* **SOBRE LA TAREA**
Resume en dos oraciones el texto sobre el BCE y la deuda pública.

* **FRAGMENTO DEL TEXTO**
::::

Finalmente, el presidente del BCE reconoció públicamente que la ciudadanía griega tuvo que «pagar un precio terrible» por los programas de ajuste que se les aplicó. Sobre el carácter antidemocrático de esas decisiones, impuestas por encima de la voluntad de los gobiernos y de sus mandatos electorales, no ha dicho todavía ni palabra.
En cualquier caso, la confesión vuelve a poner el foco en los verdaderos salvadores del euro no han sido los presidentes del BCE, ni los ministros de Economía y Finanzas, sino la gente corriente que ha pagado un enorme precio por la incompetencia de sus dirigentes, sin haber sido consultada al respecto.
Tal vez su mayor mérito haya sido lograr que Berlín le permitiera comprar deuda pública, eso sí, indirectamente para no quebrar la regla que dice que el BCE no puede financiar a los Estados. Para ello diseñó el sistema de compra de deuda pública en posesión de los bancos privados. Algo nada original, por otra parte. Otros bancos centrales hace tiempo que compran deuda pública, además directamente. Tanto la Reserva Federal de EEUU (Fed) como el Banco de Inglaterra (BoE), así como otros bancos centrales, utilizan esta herramienta cuando la consideran oportuna. Ese impedimento europeo no nace de una necesidad económica, sino de las reglas que Alemania impuso al euro. Nada más humano que intentar controlar a los socios de los que no te fías.
Tras haber detenido el programa, el BCE lo retomará a partir del 1 de noviembre por las pobres perspectivas económicas y para tratar de estimular la actividad y el empleo.

::::

* **REGISTROS MOSTRADOS**
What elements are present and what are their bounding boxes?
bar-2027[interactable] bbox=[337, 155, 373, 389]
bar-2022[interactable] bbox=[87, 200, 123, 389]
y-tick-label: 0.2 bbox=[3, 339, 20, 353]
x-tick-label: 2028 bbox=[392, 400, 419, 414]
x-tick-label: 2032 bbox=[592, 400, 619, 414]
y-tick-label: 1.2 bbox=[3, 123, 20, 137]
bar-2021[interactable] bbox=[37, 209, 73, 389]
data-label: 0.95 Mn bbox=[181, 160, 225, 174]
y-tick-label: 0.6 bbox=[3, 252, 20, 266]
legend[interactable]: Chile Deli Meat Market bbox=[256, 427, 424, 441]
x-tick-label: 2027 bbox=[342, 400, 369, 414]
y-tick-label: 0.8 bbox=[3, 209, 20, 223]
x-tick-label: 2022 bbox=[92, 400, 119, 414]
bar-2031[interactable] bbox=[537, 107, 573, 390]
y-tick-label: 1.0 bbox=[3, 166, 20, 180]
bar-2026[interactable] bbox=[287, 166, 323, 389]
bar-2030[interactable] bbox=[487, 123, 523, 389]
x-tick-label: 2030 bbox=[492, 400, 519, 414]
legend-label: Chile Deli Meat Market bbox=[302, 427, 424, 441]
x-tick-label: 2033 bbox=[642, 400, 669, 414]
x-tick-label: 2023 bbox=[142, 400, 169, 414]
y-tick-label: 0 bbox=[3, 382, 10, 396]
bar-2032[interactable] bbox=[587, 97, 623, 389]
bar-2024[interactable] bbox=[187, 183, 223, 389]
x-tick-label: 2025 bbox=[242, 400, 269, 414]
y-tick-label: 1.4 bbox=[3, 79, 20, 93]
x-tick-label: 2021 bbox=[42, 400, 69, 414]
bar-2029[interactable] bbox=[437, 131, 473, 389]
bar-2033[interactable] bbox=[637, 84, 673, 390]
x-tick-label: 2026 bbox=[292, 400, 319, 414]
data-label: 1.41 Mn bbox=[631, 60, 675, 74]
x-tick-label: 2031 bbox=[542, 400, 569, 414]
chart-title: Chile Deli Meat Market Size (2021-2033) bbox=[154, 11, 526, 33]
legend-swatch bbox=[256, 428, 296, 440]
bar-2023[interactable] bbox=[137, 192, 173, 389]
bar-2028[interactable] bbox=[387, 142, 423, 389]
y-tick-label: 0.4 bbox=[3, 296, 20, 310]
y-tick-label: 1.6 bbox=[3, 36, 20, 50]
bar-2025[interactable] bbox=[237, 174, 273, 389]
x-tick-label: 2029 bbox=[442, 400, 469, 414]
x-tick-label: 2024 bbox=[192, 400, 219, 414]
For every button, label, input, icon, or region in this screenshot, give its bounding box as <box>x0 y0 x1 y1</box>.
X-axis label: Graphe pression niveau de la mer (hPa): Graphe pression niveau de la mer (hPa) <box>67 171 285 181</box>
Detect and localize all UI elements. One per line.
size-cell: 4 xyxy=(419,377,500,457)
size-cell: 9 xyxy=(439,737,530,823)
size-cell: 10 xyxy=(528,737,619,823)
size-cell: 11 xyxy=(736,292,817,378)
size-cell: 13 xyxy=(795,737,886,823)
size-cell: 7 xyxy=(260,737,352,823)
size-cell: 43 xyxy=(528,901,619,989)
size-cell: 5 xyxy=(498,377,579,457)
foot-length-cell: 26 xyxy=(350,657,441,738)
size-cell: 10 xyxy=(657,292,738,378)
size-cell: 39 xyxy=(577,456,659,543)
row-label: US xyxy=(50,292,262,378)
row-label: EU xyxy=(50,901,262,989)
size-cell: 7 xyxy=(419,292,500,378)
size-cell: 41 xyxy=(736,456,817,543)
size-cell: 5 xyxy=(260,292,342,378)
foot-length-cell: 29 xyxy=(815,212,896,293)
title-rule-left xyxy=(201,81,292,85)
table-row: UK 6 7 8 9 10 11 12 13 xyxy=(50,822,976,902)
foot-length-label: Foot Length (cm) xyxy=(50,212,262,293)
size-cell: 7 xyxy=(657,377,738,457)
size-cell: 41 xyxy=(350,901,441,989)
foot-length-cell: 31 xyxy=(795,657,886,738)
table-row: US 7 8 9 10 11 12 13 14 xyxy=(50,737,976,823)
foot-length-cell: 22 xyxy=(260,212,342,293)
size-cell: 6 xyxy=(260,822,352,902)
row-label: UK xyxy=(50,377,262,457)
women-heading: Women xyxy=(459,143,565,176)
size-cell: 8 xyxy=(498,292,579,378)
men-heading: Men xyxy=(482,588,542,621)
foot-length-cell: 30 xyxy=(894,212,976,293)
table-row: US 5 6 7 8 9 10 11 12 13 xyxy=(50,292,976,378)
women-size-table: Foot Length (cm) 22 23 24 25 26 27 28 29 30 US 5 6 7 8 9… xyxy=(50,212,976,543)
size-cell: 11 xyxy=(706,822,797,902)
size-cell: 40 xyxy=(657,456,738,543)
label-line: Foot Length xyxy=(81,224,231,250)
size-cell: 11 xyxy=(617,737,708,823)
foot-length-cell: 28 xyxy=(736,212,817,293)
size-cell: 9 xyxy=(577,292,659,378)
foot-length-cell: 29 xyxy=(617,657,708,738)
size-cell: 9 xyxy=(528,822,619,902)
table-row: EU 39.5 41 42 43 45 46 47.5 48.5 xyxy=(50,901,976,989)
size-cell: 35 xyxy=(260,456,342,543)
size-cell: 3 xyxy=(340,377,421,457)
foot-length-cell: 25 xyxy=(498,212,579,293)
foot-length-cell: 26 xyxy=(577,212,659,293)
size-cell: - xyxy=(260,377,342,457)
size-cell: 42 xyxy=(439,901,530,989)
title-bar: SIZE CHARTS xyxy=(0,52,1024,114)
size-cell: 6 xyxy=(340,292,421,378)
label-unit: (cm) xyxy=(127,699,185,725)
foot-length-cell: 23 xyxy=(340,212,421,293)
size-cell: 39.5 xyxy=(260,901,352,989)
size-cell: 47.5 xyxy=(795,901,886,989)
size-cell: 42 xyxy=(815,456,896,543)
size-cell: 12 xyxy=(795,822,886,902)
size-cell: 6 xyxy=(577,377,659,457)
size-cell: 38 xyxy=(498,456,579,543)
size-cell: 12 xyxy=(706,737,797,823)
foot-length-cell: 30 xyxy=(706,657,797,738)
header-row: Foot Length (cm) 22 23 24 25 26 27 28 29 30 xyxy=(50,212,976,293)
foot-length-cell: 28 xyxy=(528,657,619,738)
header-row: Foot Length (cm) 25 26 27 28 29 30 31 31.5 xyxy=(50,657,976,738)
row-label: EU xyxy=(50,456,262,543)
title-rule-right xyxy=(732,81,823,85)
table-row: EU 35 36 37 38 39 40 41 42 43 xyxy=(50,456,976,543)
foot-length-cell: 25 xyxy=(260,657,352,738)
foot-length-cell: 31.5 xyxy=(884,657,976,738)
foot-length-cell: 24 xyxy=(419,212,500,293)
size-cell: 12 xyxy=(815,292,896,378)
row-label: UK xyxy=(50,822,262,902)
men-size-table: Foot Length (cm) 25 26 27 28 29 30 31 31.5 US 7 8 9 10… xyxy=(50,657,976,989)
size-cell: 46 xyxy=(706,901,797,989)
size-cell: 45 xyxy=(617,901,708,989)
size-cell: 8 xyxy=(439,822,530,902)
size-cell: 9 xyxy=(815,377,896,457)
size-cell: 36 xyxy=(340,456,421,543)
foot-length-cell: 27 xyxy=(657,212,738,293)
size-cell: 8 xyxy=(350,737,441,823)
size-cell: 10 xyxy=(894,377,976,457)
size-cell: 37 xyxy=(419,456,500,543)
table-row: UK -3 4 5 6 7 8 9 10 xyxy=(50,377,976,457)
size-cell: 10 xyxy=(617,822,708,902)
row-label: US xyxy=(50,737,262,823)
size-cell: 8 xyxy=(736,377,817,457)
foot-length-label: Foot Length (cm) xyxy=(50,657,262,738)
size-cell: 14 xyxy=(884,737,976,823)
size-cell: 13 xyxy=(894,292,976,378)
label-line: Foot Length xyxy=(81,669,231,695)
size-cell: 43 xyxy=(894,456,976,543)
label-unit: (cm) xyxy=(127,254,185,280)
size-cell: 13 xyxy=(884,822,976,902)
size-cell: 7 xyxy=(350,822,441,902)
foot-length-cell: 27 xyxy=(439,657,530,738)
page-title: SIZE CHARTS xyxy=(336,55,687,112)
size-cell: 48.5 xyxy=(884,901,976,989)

::::

* **RESPUESTA ESCRITA**
El presidente del BCE reconoció que la ciudadanía griega pagó «un precio terrible» por los programas de ajuste, aunque no ha dicho nada sobre su carácter antidemocrático, y el texto sostiene que los verdaderos salvadores del euro han sido la gente corriente. Tal vez su mayor mérito haya sido que Berlín le permitiera comprar deuda pública de forma indirecta, a través de los bancos privados, algo que la Fed y el Banco de Inglaterra hacen directamente; tras detener el programa, el BCE lo retomará a partir del 1 de noviembre.